### What the exercise asks
Return all of the lines below exactly as they are.

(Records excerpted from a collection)
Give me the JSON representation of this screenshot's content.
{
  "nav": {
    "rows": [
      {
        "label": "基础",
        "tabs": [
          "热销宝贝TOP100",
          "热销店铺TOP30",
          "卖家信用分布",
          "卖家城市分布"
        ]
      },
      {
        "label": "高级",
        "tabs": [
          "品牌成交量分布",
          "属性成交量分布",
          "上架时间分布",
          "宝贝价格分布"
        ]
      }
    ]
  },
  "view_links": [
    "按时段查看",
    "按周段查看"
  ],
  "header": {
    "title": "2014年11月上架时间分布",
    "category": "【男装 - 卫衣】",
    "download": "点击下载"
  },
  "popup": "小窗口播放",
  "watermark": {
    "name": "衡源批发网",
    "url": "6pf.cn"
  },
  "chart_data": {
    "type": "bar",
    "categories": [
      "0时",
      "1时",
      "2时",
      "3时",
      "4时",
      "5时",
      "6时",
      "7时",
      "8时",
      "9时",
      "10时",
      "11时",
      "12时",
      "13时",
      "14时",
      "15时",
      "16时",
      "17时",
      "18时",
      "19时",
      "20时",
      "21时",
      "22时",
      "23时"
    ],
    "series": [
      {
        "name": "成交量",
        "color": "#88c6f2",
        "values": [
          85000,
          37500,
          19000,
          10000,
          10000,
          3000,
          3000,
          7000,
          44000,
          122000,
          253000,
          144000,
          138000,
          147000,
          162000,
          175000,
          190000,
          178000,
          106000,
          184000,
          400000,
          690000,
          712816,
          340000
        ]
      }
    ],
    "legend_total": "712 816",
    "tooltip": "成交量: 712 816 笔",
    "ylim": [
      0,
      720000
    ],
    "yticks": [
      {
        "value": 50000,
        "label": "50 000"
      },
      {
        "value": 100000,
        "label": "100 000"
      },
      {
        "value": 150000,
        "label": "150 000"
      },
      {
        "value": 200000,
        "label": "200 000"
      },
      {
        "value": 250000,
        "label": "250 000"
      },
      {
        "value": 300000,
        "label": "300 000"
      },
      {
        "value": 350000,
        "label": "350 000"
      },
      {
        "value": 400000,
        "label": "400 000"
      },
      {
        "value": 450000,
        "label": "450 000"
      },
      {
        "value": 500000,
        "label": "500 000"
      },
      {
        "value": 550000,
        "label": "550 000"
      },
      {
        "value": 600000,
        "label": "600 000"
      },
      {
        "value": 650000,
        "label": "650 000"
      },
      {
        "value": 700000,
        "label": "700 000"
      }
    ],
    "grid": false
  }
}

### Exercise solution
Give me the JSON representation of this screenshot's content.
{
  "nav": {
    "rows": [
      {
        "label": "基础",
        "tabs": [
          "热销宝贝TOP100",
          "热销店铺TOP30",
          "卖家信用分布",
          "卖家城市分布"
        ]
      },
      {
        "label": "高级",
        "tabs": [
          "品牌成交量分布",
          "属性成交量分布",
          "上架时间分布",
          "宝贝价格分布"
        ]
      }
    ]
  },
  "view_links": [
    "按时段查看",
    "按周段查看"
  ],
  "header": {
    "title": "2014年11月上架时间分布",
    "category": "【男装 - 卫衣】",
    "download": "点击下载"
  },
  "popup": "小窗口播放",
  "watermark": {
    "name": "衡源批发网",
    "url": "6pf.cn"
  },
  "chart_data": {
    "type": "bar",
    "categories": [
      "0时",
      "1时",
      "2时",
      "3时",
      "4时",
      "5时",
      "6时",
      "7时",
      "8时",
      "9时",
      "10时",
      "11时",
      "12时",
      "13时",
      "14时",
      "15时",
      "16时",
      "17时",
      "18时",
      "19时",
      "20时",
      "21时",
      "22时",
      "23时"
    ],
    "series": [
      {
        "name": "成交量",
        "color": "#88c6f2",
        "values": [
          85000,
          37500,
          19000,
          10000,
          10000,
          3000,
          3000,
          7000,
          44000,
          122000,
          253000,
          144000,
          138000,
          147000,
          162000,
          175000,
          190000,
          178000,
          106000,
          184000,
          400000,
          690000,
          712816,
          340000
        ]
      }
    ],
    "legend_total": "712 816",
    "tooltip": "成交量: 712 816 笔",
    "ylim": [
      0,
      720000
    ],
    "yticks": [
      {
        "value": 50000,
        "label": "50 000"
      },
      {
        "value": 100000,
        "label": "100 000"
      },
      {
        "value": 150000,
        "label": "150 000"
      },
      {
        "value": 200000,
        "label": "200 000"
      },
      {
        "value": 250000,
        "label": "250 000"
      },
      {
        "value": 300000,
        "label": "300 000"
      },
      {
        "value": 350000,
        "label": "350 000"
      },
      {
        "value": 400000,
        "label": "400 000"
      },
      {
        "value": 450000,
        "label": "450 000"
      },
      {
        "value": 500000,
        "label": "500 000"
      },
      {
        "value": 550000,
        "label": "550 000"
      },
      {
        "value": 600000,
        "label": "600 000"
      },
      {
        "value": 650000,
        "label": "650 000"
      },
      {
        "value": 700000,
        "label": "700 000"
      }
    ],
    "grid": false
  }
}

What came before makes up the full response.